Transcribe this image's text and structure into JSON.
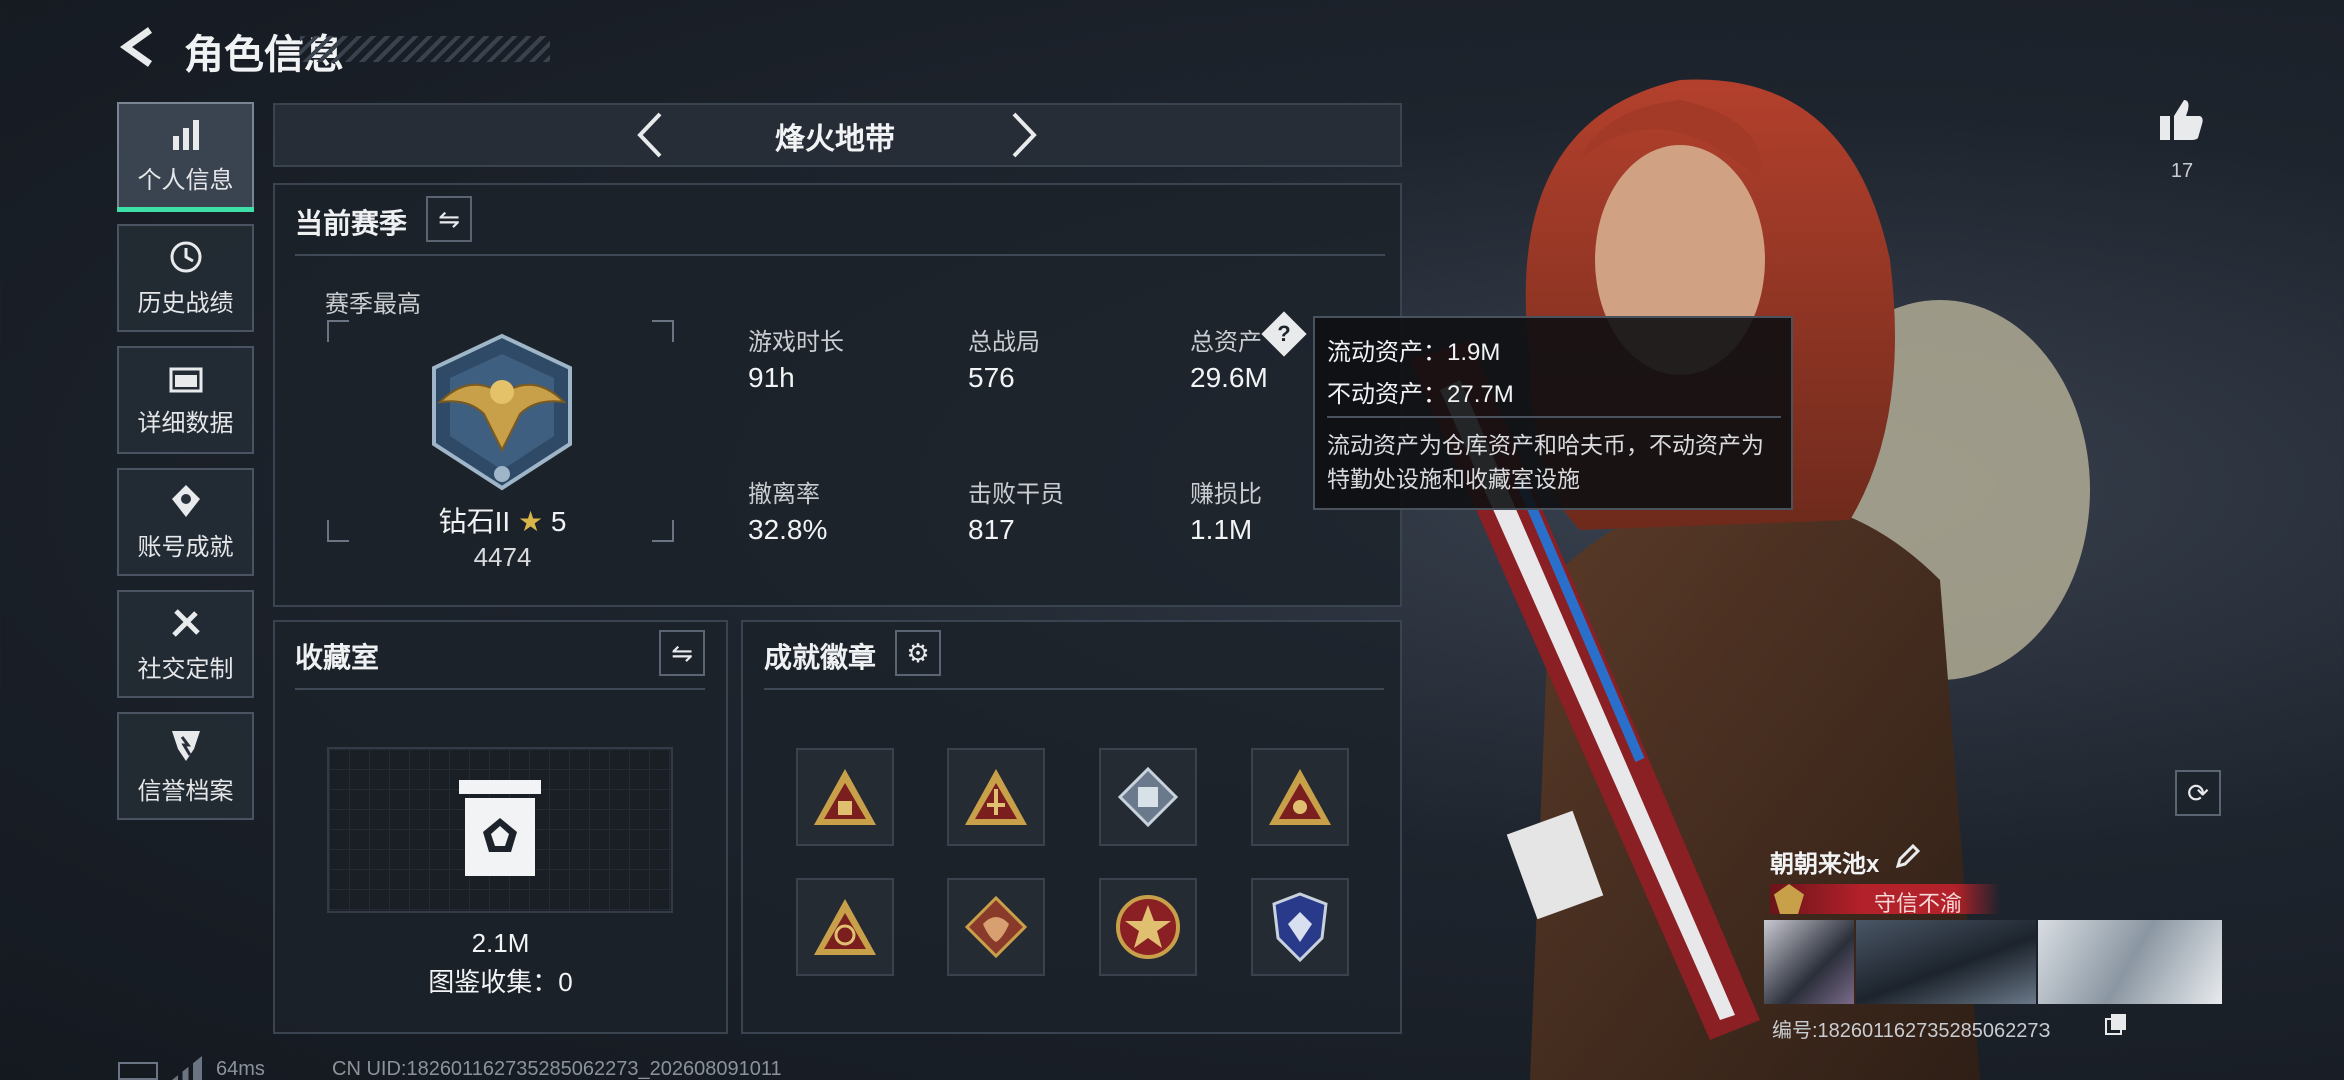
{
  "header": {
    "title": "角色信息"
  },
  "sidebar": {
    "items": [
      {
        "label": "个人信息",
        "icon": "bar-chart-icon",
        "active": true
      },
      {
        "label": "历史战绩",
        "icon": "clock-history-icon"
      },
      {
        "label": "详细数据",
        "icon": "folder-icon"
      },
      {
        "label": "账号成就",
        "icon": "achievement-icon"
      },
      {
        "label": "社交定制",
        "icon": "tools-icon"
      },
      {
        "label": "信誉档案",
        "icon": "shield-icon"
      }
    ]
  },
  "mode_switcher": {
    "label": "烽火地带"
  },
  "season": {
    "title": "当前赛季",
    "peak_label": "赛季最高",
    "rank_name": "钻石II",
    "rank_stars": "5",
    "rank_score": "4474",
    "stats": [
      {
        "label": "游戏时长",
        "value": "91h"
      },
      {
        "label": "总战局",
        "value": "576"
      },
      {
        "label": "总资产",
        "value": "29.6M"
      },
      {
        "label": "撤离率",
        "value": "32.8%"
      },
      {
        "label": "击败干员",
        "value": "817"
      },
      {
        "label": "赚损比",
        "value": "1.1M"
      }
    ]
  },
  "tooltip": {
    "liquid": "流动资产：1.9M",
    "fixed": "不动资产：27.7M",
    "desc": "流动资产为仓库资产和哈夫币，不动资产为特勤处设施和收藏室设施"
  },
  "collection": {
    "title": "收藏室",
    "value": "2.1M",
    "catalog": "图鉴收集：0"
  },
  "achievements": {
    "title": "成就徽章"
  },
  "likes": {
    "count": "17"
  },
  "player": {
    "name": "朝朝来池x",
    "tag": "守信不渝",
    "id": "编号:18260116273528506227З"
  },
  "footer": {
    "ping": "64ms",
    "uid": "CN UID:182601162735285062273_202608091011"
  },
  "colors": {
    "accent": "#3de0a6",
    "tag_red": "#b3212a",
    "badge_gold": "#c9a04a"
  }
}
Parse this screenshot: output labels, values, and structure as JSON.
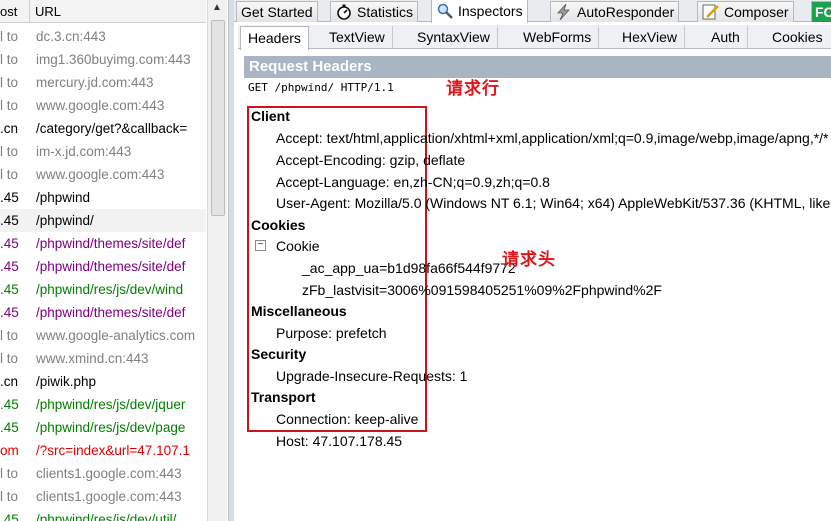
-*-
Reproduce the material above in full, exactly, with no images.

# [Response to the task]
Transcribe this image's text and structure into JSON.
{
  "header": {
    "title": "角色信息"
  },
  "sidebar": {
    "items": [
      {
        "label": "个人信息",
        "icon": "bar-chart-icon",
        "active": true
      },
      {
        "label": "历史战绩",
        "icon": "clock-history-icon"
      },
      {
        "label": "详细数据",
        "icon": "folder-icon"
      },
      {
        "label": "账号成就",
        "icon": "achievement-icon"
      },
      {
        "label": "社交定制",
        "icon": "tools-icon"
      },
      {
        "label": "信誉档案",
        "icon": "shield-icon"
      }
    ]
  },
  "mode_switcher": {
    "label": "烽火地带"
  },
  "season": {
    "title": "当前赛季",
    "peak_label": "赛季最高",
    "rank_name": "钻石II",
    "rank_stars": "5",
    "rank_score": "4474",
    "stats": [
      {
        "label": "游戏时长",
        "value": "91h"
      },
      {
        "label": "总战局",
        "value": "576"
      },
      {
        "label": "总资产",
        "value": "29.6M"
      },
      {
        "label": "撤离率",
        "value": "32.8%"
      },
      {
        "label": "击败干员",
        "value": "817"
      },
      {
        "label": "赚损比",
        "value": "1.1M"
      }
    ]
  },
  "tooltip": {
    "liquid": "流动资产：1.9M",
    "fixed": "不动资产：27.7M",
    "desc": "流动资产为仓库资产和哈夫币，不动资产为特勤处设施和收藏室设施"
  },
  "collection": {
    "title": "收藏室",
    "value": "2.1M",
    "catalog": "图鉴收集：0"
  },
  "achievements": {
    "title": "成就徽章"
  },
  "likes": {
    "count": "17"
  },
  "player": {
    "name": "朝朝来池x",
    "tag": "守信不渝",
    "id": "编号:18260116273528506227З"
  },
  "footer": {
    "ping": "64ms",
    "uid": "CN UID:182601162735285062273_202608091011"
  },
  "colors": {
    "accent": "#3de0a6",
    "tag_red": "#b3212a",
    "badge_gold": "#c9a04a"
  }
}
Parse this screenshot: output labels, values, and structure as JSON.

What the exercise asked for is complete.